[Stored items from a collection]
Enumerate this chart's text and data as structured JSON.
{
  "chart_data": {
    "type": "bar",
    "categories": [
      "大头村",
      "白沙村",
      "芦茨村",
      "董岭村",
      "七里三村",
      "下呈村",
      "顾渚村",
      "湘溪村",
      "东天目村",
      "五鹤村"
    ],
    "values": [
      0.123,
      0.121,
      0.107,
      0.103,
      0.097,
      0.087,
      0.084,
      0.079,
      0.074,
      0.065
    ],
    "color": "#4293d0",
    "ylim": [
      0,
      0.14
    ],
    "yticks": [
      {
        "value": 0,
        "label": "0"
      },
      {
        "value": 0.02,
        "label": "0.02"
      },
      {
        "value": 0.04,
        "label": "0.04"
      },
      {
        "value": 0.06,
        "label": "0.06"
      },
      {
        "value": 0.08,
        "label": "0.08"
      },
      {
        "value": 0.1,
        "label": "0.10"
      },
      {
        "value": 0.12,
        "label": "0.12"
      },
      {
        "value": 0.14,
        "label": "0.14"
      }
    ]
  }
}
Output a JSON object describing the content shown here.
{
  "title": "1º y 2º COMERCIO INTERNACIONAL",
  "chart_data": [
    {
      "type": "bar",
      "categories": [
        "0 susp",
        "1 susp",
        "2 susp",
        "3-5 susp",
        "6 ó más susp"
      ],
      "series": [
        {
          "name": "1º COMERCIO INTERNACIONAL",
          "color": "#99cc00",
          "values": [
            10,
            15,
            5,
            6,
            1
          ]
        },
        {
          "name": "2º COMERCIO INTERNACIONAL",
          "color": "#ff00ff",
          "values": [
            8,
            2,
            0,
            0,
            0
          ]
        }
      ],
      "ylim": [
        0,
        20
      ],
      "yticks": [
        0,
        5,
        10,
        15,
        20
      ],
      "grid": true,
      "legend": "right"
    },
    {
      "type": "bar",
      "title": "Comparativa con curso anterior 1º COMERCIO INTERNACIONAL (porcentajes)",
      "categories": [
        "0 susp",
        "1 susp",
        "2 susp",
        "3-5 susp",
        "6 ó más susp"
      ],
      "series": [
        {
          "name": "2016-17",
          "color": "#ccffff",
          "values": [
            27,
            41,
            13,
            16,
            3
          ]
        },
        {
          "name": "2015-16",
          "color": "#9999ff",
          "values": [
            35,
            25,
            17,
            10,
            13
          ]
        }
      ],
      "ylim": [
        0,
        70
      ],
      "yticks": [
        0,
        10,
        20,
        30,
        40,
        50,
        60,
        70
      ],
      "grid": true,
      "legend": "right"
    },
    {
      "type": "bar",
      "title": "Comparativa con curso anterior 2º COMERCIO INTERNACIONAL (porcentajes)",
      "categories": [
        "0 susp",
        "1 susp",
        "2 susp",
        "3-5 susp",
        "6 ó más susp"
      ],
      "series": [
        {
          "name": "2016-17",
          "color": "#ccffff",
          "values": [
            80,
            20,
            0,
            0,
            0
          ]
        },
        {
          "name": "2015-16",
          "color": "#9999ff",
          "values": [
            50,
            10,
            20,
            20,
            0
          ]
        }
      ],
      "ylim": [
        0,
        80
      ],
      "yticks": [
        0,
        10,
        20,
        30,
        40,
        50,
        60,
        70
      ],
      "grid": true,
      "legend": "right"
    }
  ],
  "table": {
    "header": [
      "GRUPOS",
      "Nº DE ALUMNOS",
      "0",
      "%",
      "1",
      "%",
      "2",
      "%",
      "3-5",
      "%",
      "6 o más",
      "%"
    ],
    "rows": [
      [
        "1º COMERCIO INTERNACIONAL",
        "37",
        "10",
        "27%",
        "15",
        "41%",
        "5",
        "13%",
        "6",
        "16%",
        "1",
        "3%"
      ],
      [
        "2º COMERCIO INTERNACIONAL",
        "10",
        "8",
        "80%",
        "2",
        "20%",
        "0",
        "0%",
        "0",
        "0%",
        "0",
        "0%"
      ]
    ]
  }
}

### OBJECTIVE
Pull every line containing "INTERNACIONAL" from the material above.

### RESPONSE TO THE EXERCISE
  "title": "1º y 2º COMERCIO INTERNACIONAL",
          "name": "1º COMERCIO INTERNACIONAL",
          "name": "2º COMERCIO INTERNACIONAL",
      "title": "Comparativa con curso anterior 1º COMERCIO INTERNACIONAL (porcentajes)",
      "title": "Comparativa con curso anterior 2º COMERCIO INTERNACIONAL (porcentajes)",
        "1º COMERCIO INTERNACIONAL",
        "2º COMERCIO INTERNACIONAL",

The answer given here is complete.